- _What is asked_: Extract all lines from the data beneath that include the word "record".

──────── Entries shown

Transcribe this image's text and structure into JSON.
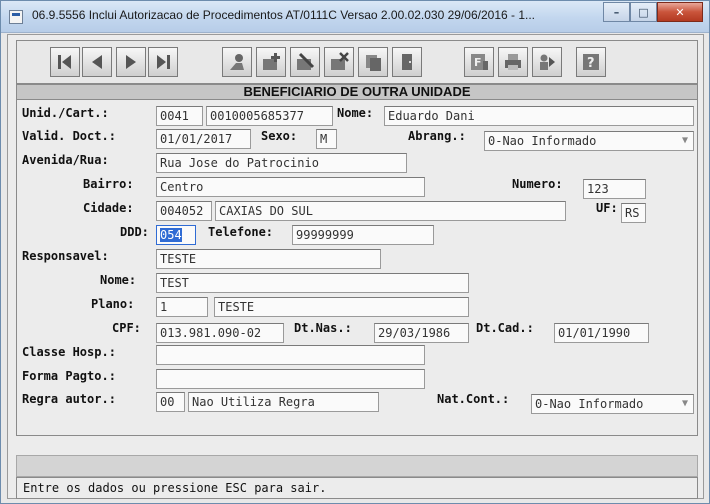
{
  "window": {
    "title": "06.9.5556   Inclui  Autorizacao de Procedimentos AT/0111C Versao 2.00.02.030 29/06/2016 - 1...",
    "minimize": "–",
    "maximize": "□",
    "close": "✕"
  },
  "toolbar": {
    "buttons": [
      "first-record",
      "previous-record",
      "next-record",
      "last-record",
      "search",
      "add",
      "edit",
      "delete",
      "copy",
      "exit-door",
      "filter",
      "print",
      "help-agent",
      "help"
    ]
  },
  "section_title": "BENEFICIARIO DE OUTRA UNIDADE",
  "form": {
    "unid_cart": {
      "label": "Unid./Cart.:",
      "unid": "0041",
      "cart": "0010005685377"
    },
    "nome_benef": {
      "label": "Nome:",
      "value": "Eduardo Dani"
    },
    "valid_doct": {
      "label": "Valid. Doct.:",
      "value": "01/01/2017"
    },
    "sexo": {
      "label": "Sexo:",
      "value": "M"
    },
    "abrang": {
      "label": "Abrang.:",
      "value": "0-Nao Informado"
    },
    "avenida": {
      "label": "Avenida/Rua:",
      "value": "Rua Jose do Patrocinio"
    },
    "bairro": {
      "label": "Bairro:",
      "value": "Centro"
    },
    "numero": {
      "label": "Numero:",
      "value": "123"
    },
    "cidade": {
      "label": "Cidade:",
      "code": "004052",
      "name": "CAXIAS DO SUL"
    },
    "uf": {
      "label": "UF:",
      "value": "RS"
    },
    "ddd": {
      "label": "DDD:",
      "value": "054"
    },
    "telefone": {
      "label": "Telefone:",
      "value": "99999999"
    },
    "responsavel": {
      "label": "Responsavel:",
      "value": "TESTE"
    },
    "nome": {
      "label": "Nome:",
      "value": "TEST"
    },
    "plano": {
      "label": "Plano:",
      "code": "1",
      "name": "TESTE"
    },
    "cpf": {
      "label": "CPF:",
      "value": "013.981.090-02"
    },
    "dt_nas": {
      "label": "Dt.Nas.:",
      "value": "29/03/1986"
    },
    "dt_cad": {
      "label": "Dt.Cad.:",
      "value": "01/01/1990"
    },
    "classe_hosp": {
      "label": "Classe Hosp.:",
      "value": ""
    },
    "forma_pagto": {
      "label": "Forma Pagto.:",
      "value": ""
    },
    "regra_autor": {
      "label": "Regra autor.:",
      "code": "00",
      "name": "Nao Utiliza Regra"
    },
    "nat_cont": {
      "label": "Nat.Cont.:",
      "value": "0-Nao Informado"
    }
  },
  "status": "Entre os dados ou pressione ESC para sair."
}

────────────────

- _Task output_:
      "first-record",
      "previous-record",
      "next-record",
      "last-record",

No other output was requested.